(begin)

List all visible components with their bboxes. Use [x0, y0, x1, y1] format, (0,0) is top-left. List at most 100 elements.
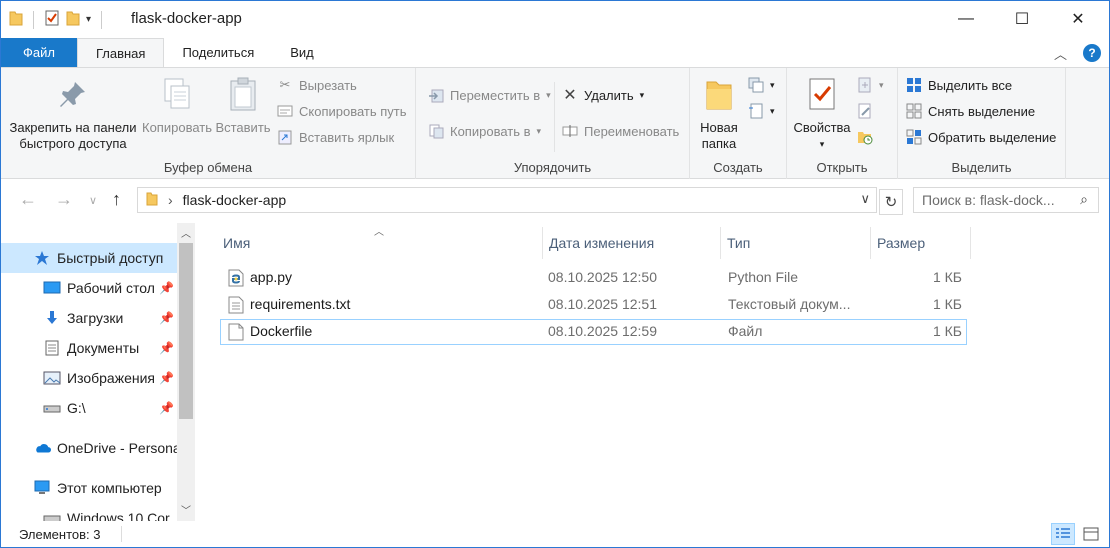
column-header-name[interactable]: Имя	[217, 227, 543, 259]
file-name: Dockerfile	[250, 323, 313, 339]
select-none-button[interactable]: Снять выделение	[906, 100, 1035, 122]
copy-path-button[interactable]: Скопировать путь	[277, 100, 407, 122]
nav-scrollbar[interactable]: ︿ ﹀	[177, 223, 195, 521]
python-file-icon	[228, 269, 244, 287]
search-icon[interactable]: ⌕	[1080, 191, 1088, 208]
pin-icon: 📌	[159, 371, 174, 385]
breadcrumb-chevron-icon[interactable]: ›	[168, 192, 173, 208]
nav-item-windows-drive[interactable]: Windows 10 Cor	[1, 503, 177, 521]
open-group-label: Открыть	[816, 160, 868, 175]
pin-label-1: Закрепить на панели	[9, 120, 137, 135]
column-header-date[interactable]: Дата изменения	[543, 227, 721, 259]
qat-divider	[33, 10, 34, 29]
up-arrow-icon[interactable]: ↑	[112, 189, 121, 210]
tab-view[interactable]: Вид	[272, 38, 332, 67]
details-view-icon	[1056, 528, 1070, 538]
move-to-label: Переместить в	[450, 87, 541, 103]
easy-access-button[interactable]: ▾	[748, 100, 775, 122]
pin-icon: 📌	[159, 341, 174, 355]
nav-label: G:\	[67, 400, 86, 416]
column-header-type[interactable]: Тип	[721, 227, 871, 259]
nav-item-this-pc[interactable]: Этот компьютер	[1, 473, 177, 503]
new-folder-button[interactable]: Новая папка	[694, 74, 744, 152]
customize-qat-icon[interactable]: ▾	[86, 14, 91, 25]
copy-to-icon	[428, 123, 444, 139]
search-input[interactable]: Поиск в: flask-dock... ⌕	[913, 187, 1099, 213]
star-icon	[33, 249, 51, 267]
collapse-ribbon-icon[interactable]: ︿	[1054, 44, 1067, 63]
address-dropdown-icon[interactable]: ∨	[860, 191, 870, 207]
invert-selection-icon	[906, 129, 922, 145]
maximize-button[interactable]: ☐	[999, 1, 1045, 37]
file-name: requirements.txt	[250, 296, 351, 312]
properties-icon[interactable]	[44, 9, 60, 30]
close-button[interactable]: ✕	[1055, 1, 1101, 37]
tab-file[interactable]: Файл	[1, 38, 77, 67]
nav-label: Быстрый доступ	[57, 250, 164, 266]
tab-share[interactable]: Поделиться	[164, 38, 272, 67]
pictures-icon	[43, 369, 61, 387]
nav-item-documents[interactable]: Документы 📌	[1, 333, 177, 363]
recent-locations-icon[interactable]: ∨	[89, 194, 97, 207]
file-type: Текстовый докум...	[728, 296, 851, 312]
breadcrumb-folder[interactable]: flask-docker-app	[183, 192, 287, 208]
copy-button[interactable]: Копировать	[139, 74, 215, 136]
paste-label: Вставить	[215, 120, 271, 135]
new-item-button[interactable]: ▾	[748, 74, 775, 96]
table-row[interactable]: app.py 08.10.2025 12:50 Python File 1 КБ	[220, 265, 967, 291]
status-divider	[121, 526, 122, 542]
nav-item-quick-access[interactable]: Быстрый доступ	[1, 243, 177, 273]
cut-button[interactable]: ✂ Вырезать	[277, 74, 357, 96]
properties-button[interactable]: Свойства ▾	[791, 74, 853, 152]
table-row[interactable]: requirements.txt 08.10.2025 12:51 Тексто…	[220, 292, 967, 318]
edit-button[interactable]	[857, 100, 873, 122]
dropdown-arrow-icon: ▾	[819, 139, 825, 149]
large-icons-view-button[interactable]	[1079, 523, 1103, 545]
paste-button[interactable]: Вставить	[215, 74, 271, 136]
select-all-button[interactable]: Выделить все	[906, 74, 1012, 96]
nav-item-desktop[interactable]: Рабочий стол 📌	[1, 273, 177, 303]
group-organize: Переместить в ▾ Копировать в ▾ ✕ Удалить…	[416, 68, 690, 179]
text-file-icon	[228, 296, 244, 314]
help-icon[interactable]: ?	[1083, 44, 1101, 62]
refresh-icon[interactable]: ↻	[879, 189, 903, 215]
scrollbar-thumb[interactable]	[179, 243, 193, 419]
dropdown-arrow-icon: ▾	[639, 89, 645, 100]
group-open: Свойства ▾ ▾ Открыть	[787, 68, 898, 179]
scroll-up-icon[interactable]: ︿	[181, 225, 191, 240]
minimize-button[interactable]: —	[943, 1, 989, 37]
copy-label: Копировать	[142, 120, 212, 135]
nav-item-onedrive[interactable]: OneDrive - Personal	[1, 433, 177, 463]
column-header-size[interactable]: Размер	[871, 227, 971, 259]
move-to-button[interactable]: Переместить в ▾	[428, 84, 551, 106]
rename-button[interactable]: Переименовать	[562, 120, 679, 142]
open-button[interactable]: ▾	[857, 74, 884, 96]
history-button[interactable]	[857, 126, 873, 148]
tab-home[interactable]: Главная	[76, 38, 165, 67]
nav-label: Изображения	[67, 370, 155, 386]
new-group-label: Создать	[713, 160, 763, 175]
nav-label: Windows 10 Cor	[67, 510, 170, 521]
delete-button[interactable]: ✕ Удалить ▾	[562, 84, 644, 106]
invert-selection-label: Обратить выделение	[928, 129, 1057, 145]
clipboard-icon	[223, 74, 263, 114]
invert-selection-button[interactable]: Обратить выделение	[906, 126, 1056, 148]
forward-arrow-icon[interactable]: →	[55, 189, 73, 210]
pin-quick-access-button[interactable]: Закрепить на панели быстрого доступа	[9, 74, 137, 152]
nav-label: Документы	[67, 340, 140, 356]
details-view-button[interactable]	[1051, 523, 1075, 545]
table-row[interactable]: Dockerfile 08.10.2025 12:59 Файл 1 КБ	[220, 319, 967, 345]
nav-item-downloads[interactable]: Загрузки 📌	[1, 303, 177, 333]
address-bar[interactable]: › flask-docker-app ∨	[137, 187, 877, 213]
select-none-label: Снять выделение	[928, 103, 1036, 119]
file-name: app.py	[250, 269, 293, 285]
nav-item-pictures[interactable]: Изображения 📌	[1, 363, 177, 393]
large-icons-view-icon	[1083, 527, 1099, 541]
nav-item-drive-g[interactable]: G:\ 📌	[1, 393, 177, 423]
back-arrow-icon[interactable]: ←	[19, 189, 37, 210]
paste-shortcut-button[interactable]: Вставить ярлык	[277, 126, 394, 148]
select-group-label: Выделить	[951, 160, 1012, 175]
copy-to-button[interactable]: Копировать в ▾	[428, 120, 541, 142]
scroll-down-icon[interactable]: ﹀	[181, 502, 191, 517]
new-folder-icon[interactable]	[66, 9, 80, 30]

(end)

(Stated task): Render every line of the material as a JSON list of strings, one string per line, with blank lines and pictures omitted.

(Response below):
[
  "List all visible components with their bboxes. Use [x0, y0, x1, y1] format, (0,0) is top-left. List at most 100 elements.",
  "column-header-name[interactable]: Имя\t[217, 227, 543, 259]",
  "file-name: Dockerfile\t[250, 323, 313, 339]",
  "select-none-button[interactable]: Снять выделение\t[906, 100, 1035, 122]",
  "copy-path-button[interactable]: Скопировать путь\t[277, 100, 407, 122]",
  "nav-scrollbar[interactable]: ︿ ﹀\t[177, 223, 195, 521]",
  "python-file-icon\t[228, 269, 244, 287]",
  "search-icon[interactable]: ⌕\t[1080, 191, 1088, 208]",
  "pin-icon: 📌\t[159, 371, 174, 385]",
  "breadcrumb-chevron-icon[interactable]: ›\t[168, 192, 173, 208]",
  "nav-item-windows-drive[interactable]: Windows 10 Cor\t[1, 503, 177, 521]",
  "open-group-label: Открыть\t[816, 160, 868, 175]",
  "pin-label-1: Закрепить на панели\t[9, 120, 137, 135]",
  "column-header-date[interactable]: Дата изменения\t[543, 227, 721, 259]",
  "qat-divider\t[33, 10, 34, 29]",
  "up-arrow-icon[interactable]: ↑\t[112, 189, 121, 210]",
  "tab-view[interactable]: Вид\t[272, 38, 332, 67]",
  "details-view-icon\t[1056, 528, 1070, 538]",
  "move-to-label: Переместить в\t[450, 87, 541, 103]",
  "easy-access-button[interactable]: ▾\t[748, 100, 775, 122]",
  "pin-icon: 📌\t[159, 341, 174, 355]",
  "nav-label: G:\\\t[67, 400, 86, 416]",
  "column-header-type[interactable]: Тип\t[721, 227, 871, 259]",
  "nav-item-this-pc[interactable]: Этот компьютер\t[1, 473, 177, 503]",
  "new-folder-button[interactable]: Новая папка\t[694, 74, 744, 152]",
  "customize-qat-icon[interactable]: ▾\t[86, 14, 91, 25]",
  "copy-to-icon\t[428, 123, 444, 139]",
  "search-input[interactable]: Поиск в: flask-dock... ⌕\t[913, 187, 1099, 213]",
  "star-icon\t[33, 249, 51, 267]",
  "collapse-ribbon-icon[interactable]: ︿\t[1054, 44, 1067, 63]",
  "address-dropdown-icon[interactable]: ∨\t[860, 191, 870, 207]",
  "invert-selection-icon\t[906, 129, 922, 145]",
  "maximize-button[interactable]: ☐\t[999, 1, 1045, 37]",
  "file-name: requirements.txt\t[250, 296, 351, 312]",
  "properties-icon[interactable]\t[44, 9, 60, 30]",
  "close-button[interactable]: ✕\t[1055, 1, 1101, 37]",
  "tab-file[interactable]: Файл\t[1, 38, 77, 67]",
  "nav-label: Быстрый доступ\t[57, 250, 164, 266]",
  "tab-share[interactable]: Поделиться\t[164, 38, 272, 67]",
  "pictures-icon\t[43, 369, 61, 387]",
  "nav-item-documents[interactable]: Документы 📌\t[1, 333, 177, 363]",
  "recent-locations-icon[interactable]: ∨\t[89, 194, 97, 207]",
  "file-type: Текстовый докум...\t[728, 296, 851, 312]",
  "breadcrumb-folder[interactable]: flask-docker-app\t[183, 192, 287, 208]",
  "copy-button[interactable]: Копировать\t[139, 74, 215, 136]",
  "paste-label: Вставить\t[215, 120, 271, 135]",
  "new-item-button[interactable]: ▾\t[748, 74, 775, 96]",
  "table-row[interactable]: app.py 08.10.2025 12:50 Python File 1 КБ\t[220, 265, 967, 291]",
  "status-divider\t[121, 526, 122, 542]",
  "nav-item-quick-access[interactable]: Быстрый доступ\t[1, 243, 177, 273]",
  "cut-button[interactable]: ✂ Вырезать\t[277, 74, 357, 96]",
  "properties-button[interactable]: Свойства ▾\t[791, 74, 853, 152]",
  "table-row[interactable]: requirements.txt 08.10.2025 12:51 Тексто…\t[220, 292, 967, 318]",
  "edit-button[interactable]\t[857, 100, 873, 122]",
  "dropdown-arrow-icon: ▾\t[819, 139, 825, 149]",
  "large-icons-view-button[interactable]\t[1079, 523, 1103, 545]",
  "paste-button[interactable]: Вставить\t[215, 74, 271, 136]",
  "select-all-button[interactable]: Выделить все\t[906, 74, 1012, 96]",
  "nav-item-desktop[interactable]: Рабочий стол 📌\t[1, 273, 177, 303]",
  "group-organize: Переместить в ▾ Копировать в ▾ ✕ Удалить…\t[416, 68, 690, 179]",
  "text-file-icon\t[228, 296, 244, 314]",
  "help-icon[interactable]: ?\t[1083, 44, 1101, 62]",
  "refresh-icon[interactable]: ↻\t[879, 189, 903, 215]",
  "scrollbar-thumb[interactable]\t[179, 243, 193, 419]",
  "dropdown-arrow-icon: ▾\t[639, 89, 645, 100]",
  "group-open: Свойства ▾ ▾ Открыть\t[787, 68, 898, 179]",
  "scroll-up-icon[interactable]: ︿\t[181, 225, 191, 240]",
  "minimize-button[interactable]: —\t[943, 1, 989, 37]",
  "copy-label: Копировать\t[142, 120, 212, 135]",
  "nav-item-onedrive[interactable]: OneDrive - Personal\t[1, 433, 177, 463]",
  "column-header-size[interactable]: Размер\t[871, 227, 971, 259]",
  "move-to-button[interactable]: Переместить в ▾\t[428, 84, 551, 106]",
  "rename-button[interactable]: Переименовать\t[562, 120, 679, 142]",
  "open-button[interactable]: ▾\t[857, 74, 884, 96]",
  "history-button[interactable]\t[857, 126, 873, 148]",
  "tab-home[interactable]: Главная\t[76, 38, 165, 67]",
  "nav-label: Изображения\t[67, 370, 155, 386]",
  "new-group-label: Создать\t[713, 160, 763, 175]",
  "nav-label: Windows 10 Cor\t[67, 510, 170, 521]",
  "delete-button[interactable]: ✕ Удалить ▾\t[562, 84, 644, 106]",
  "invert-selection-label: Обратить выделение\t[928, 129, 1057, 145]",
  "clipboard-icon\t[223, 74, 263, 114]",
  "invert-selection-button[interactable]: Обратить выделение\t[906, 126, 1056, 148]",
  "forward-arrow-icon[interactable]: →\t[55, 189, 73, 210]",
  "pin-quick-access-button[interactable]: Закрепить на панели быстрого доступа\t[9, 74, 137, 152]",
  "nav-label: Документы\t[67, 340, 140, 356]",
  "details-view-button[interactable]\t[1051, 523, 1075, 545]",
  "table-row[interactable]: Dockerfile 08.10.2025 12:59 Файл 1 КБ\t[220, 319, 967, 345]",
  "nav-item-downloads[interactable]: Загрузки 📌\t[1, 303, 177, 333]",
  "address-bar[interactable]: › flask-docker-app ∨\t[137, 187, 877, 213]",
  "select-none-label: Снять выделение\t[928, 103, 1036, 119]",
  "file-name: app.py\t[250, 269, 293, 285]",
  "nav-item-pictures[interactable]: Изображения 📌\t[1, 363, 177, 393]",
  "large-icons-view-icon\t[1083, 527, 1099, 541]",
  "nav-item-drive-g[interactable]: G:\\ 📌\t[1, 393, 177, 423]",
  "back-arrow-icon[interactable]: ←\t[19, 189, 37, 210]",
  "paste-shortcut-button[interactable]: Вставить ярлык\t[277, 126, 394, 148]",
  "select-group-label: Выделить\t[951, 160, 1012, 175]",
  "copy-to-button[interactable]: Копировать в ▾\t[428, 120, 541, 142]",
  "scroll-down-icon[interactable]: ﹀\t[181, 502, 191, 517]",
  "new-folder-icon[interactable]\t[66, 9, 80, 30]"
]